↓

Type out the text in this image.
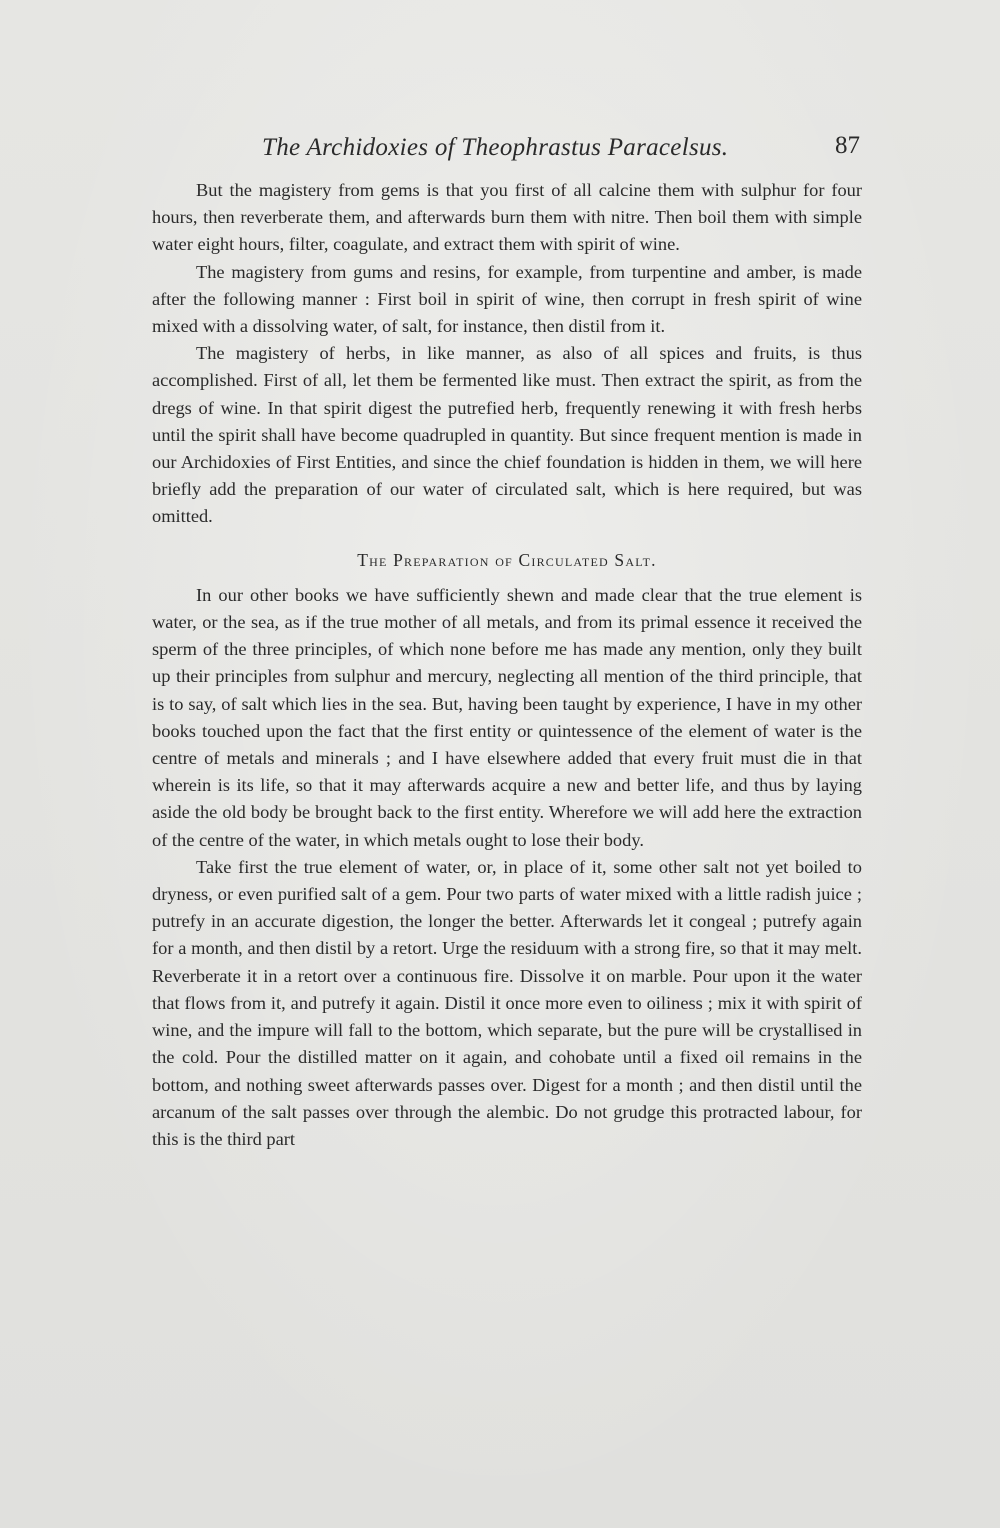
The Archidoxies of Theophrastus Paracelsus.	87

But the magistery from gems is that you first of all calcine them with sulphur for four hours, then reverberate them, and afterwards burn them with nitre. Then boil them with simple water eight hours, filter, coagulate, and extract them with spirit of wine.

The magistery from gums and resins, for example, from turpentine and amber, is made after the following manner : First boil in spirit of wine, then corrupt in fresh spirit of wine mixed with a dissolving water, of salt, for instance, then distil from it.

The magistery of herbs, in like manner, as also of all spices and fruits, is thus accomplished. First of all, let them be fermented like must. Then extract the spirit, as from the dregs of wine. In that spirit digest the putrefied herb, frequently renewing it with fresh herbs until the spirit shall have become quadrupled in quantity. But since frequent mention is made in our Archidoxies of First Entities, and since the chief foundation is hidden in them, we will here briefly add the preparation of our water of circulated salt, which is here required, but was omitted.

The Preparation of Circulated Salt.

In our other books we have sufficiently shewn and made clear that the true element is water, or the sea, as if the true mother of all metals, and from its primal essence it received the sperm of the three principles, of which none before me has made any mention, only they built up their principles from sulphur and mercury, neglecting all mention of the third principle, that is to say, of salt which lies in the sea. But, having been taught by experience, I have in my other books touched upon the fact that the first entity or quintessence of the element of water is the centre of metals and minerals ; and I have elsewhere added that every fruit must die in that wherein is its life, so that it may afterwards acquire a new and better life, and thus by laying aside the old body be brought back to the first entity. Wherefore we will add here the extraction of the centre of the water, in which metals ought to lose their body.

Take first the true element of water, or, in place of it, some other salt not yet boiled to dryness, or even purified salt of a gem. Pour two parts of water mixed with a little radish juice ; putrefy in an accurate digestion, the longer the better. Afterwards let it congeal ; putrefy again for a month, and then distil by a retort. Urge the residuum with a strong fire, so that it may melt. Reverberate it in a retort over a continuous fire. Dissolve it on marble. Pour upon it the water that flows from it, and putrefy it again. Distil it once more even to oiliness ; mix it with spirit of wine, and the impure will fall to the bottom, which separate, but the pure will be crystallised in the cold. Pour the distilled matter on it again, and cohobate until a fixed oil remains in the bottom, and nothing sweet afterwards passes over. Digest for a month ; and then distil until the arcanum of the salt passes over through the alembic. Do not grudge this protracted labour, for this is the third part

↑

_WHAT TO WORK ON_. Print each entry shown above with exact wording and no pictures.

_SOLUTION TO THIS TASK_.
Type out the text in this image.
The Archidoxies of Theophrastus Paracelsus.	87

But the magistery from gems is that you first of all calcine them with sulphur for four hours, then reverberate them, and afterwards burn them with nitre. Then boil them with simple water eight hours, filter, coagulate, and extract them with spirit of wine.

The magistery from gums and resins, for example, from turpentine and amber, is made after the following manner : First boil in spirit of wine, then corrupt in fresh spirit of wine mixed with a dissolving water, of salt, for instance, then distil from it.

The magistery of herbs, in like manner, as also of all spices and fruits, is thus accomplished. First of all, let them be fermented like must. Then extract the spirit, as from the dregs of wine. In that spirit digest the putrefied herb, frequently renewing it with fresh herbs until the spirit shall have become quadrupled in quantity. But since frequent mention is made in our Archidoxies of First Entities, and since the chief foundation is hidden in them, we will here briefly add the preparation of our water of circulated salt, which is here required, but was omitted.

The Preparation of Circulated Salt.

In our other books we have sufficiently shewn and made clear that the true element is water, or the sea, as if the true mother of all metals, and from its primal essence it received the sperm of the three principles, of which none before me has made any mention, only they built up their principles from sulphur and mercury, neglecting all mention of the third principle, that is to say, of salt which lies in the sea. But, having been taught by experience, I have in my other books touched upon the fact that the first entity or quintessence of the element of water is the centre of metals and minerals ; and I have elsewhere added that every fruit must die in that wherein is its life, so that it may afterwards acquire a new and better life, and thus by laying aside the old body be brought back to the first entity. Wherefore we will add here the extraction of the centre of the water, in which metals ought to lose their body.

Take first the true element of water, or, in place of it, some other salt not yet boiled to dryness, or even purified salt of a gem. Pour two parts of water mixed with a little radish juice ; putrefy in an accurate digestion, the longer the better. Afterwards let it congeal ; putrefy again for a month, and then distil by a retort. Urge the residuum with a strong fire, so that it may melt. Reverberate it in a retort over a continuous fire. Dissolve it on marble. Pour upon it the water that flows from it, and putrefy it again. Distil it once more even to oiliness ; mix it with spirit of wine, and the impure will fall to the bottom, which separate, but the pure will be crystallised in the cold. Pour the distilled matter on it again, and cohobate until a fixed oil remains in the bottom, and nothing sweet afterwards passes over. Digest for a month ; and then distil until the arcanum of the salt passes over through the alembic. Do not grudge this protracted labour, for this is the third part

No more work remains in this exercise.